**WHAT THE EXERCISE ASKS**
Return all lines that include the string "лично".

**ITEMS**
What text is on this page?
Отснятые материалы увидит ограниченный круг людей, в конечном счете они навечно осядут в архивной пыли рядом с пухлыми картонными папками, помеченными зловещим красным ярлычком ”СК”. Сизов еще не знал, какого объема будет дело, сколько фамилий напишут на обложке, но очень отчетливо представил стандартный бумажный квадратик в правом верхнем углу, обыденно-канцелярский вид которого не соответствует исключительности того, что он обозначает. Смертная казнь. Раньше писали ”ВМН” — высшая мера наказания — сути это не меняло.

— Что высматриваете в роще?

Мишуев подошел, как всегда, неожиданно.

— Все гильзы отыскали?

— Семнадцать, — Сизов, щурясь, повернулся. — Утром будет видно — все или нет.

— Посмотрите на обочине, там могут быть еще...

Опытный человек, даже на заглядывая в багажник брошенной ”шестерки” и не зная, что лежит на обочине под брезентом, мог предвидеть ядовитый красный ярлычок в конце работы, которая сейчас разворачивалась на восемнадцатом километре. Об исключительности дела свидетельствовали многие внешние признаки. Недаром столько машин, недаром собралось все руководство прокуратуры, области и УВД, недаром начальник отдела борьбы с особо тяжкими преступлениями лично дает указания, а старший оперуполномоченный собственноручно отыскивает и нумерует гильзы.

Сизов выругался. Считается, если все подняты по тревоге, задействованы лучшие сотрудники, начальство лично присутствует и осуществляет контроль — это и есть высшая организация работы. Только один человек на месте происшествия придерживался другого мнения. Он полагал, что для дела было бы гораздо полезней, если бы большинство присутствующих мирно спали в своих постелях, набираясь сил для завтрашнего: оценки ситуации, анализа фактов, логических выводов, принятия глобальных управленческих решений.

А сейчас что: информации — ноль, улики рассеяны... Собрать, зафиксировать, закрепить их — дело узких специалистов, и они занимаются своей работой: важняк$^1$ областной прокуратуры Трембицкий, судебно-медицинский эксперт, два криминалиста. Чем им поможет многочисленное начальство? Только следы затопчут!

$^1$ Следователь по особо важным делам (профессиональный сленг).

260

**SOLUTION TO THE EXERCISE**
Опытный человек, даже на заглядывая в багажник брошенной ”шестерки” и не зная, что лежит на обочине под брезентом, мог предвидеть ядовитый красный ярлычок в конце работы, которая сейчас разворачивалась на восемнадцатом километре. Об исключительности дела свидетельствовали многие внешние признаки. Недаром столько машин, недаром собралось все руководство прокуратуры, области и УВД, недаром начальник отдела борьбы с особо тяжкими преступлениями лично дает указания, а старший оперуполномоченный собственноручно отыскивает и нумерует гильзы.
Сизов выругался. Считается, если все подняты по тревоге, задействованы лучшие сотрудники, начальство лично присутствует и осуществляет контроль — это и есть высшая организация работы. Только один человек на месте происшествия придерживался другого мнения. Он полагал, что для дела было бы гораздо полезней, если бы большинство присутствующих мирно спали в своих постелях, набираясь сил для завтрашнего: оценки ситуации, анализа фактов, логических выводов, принятия глобальных управленческих решений.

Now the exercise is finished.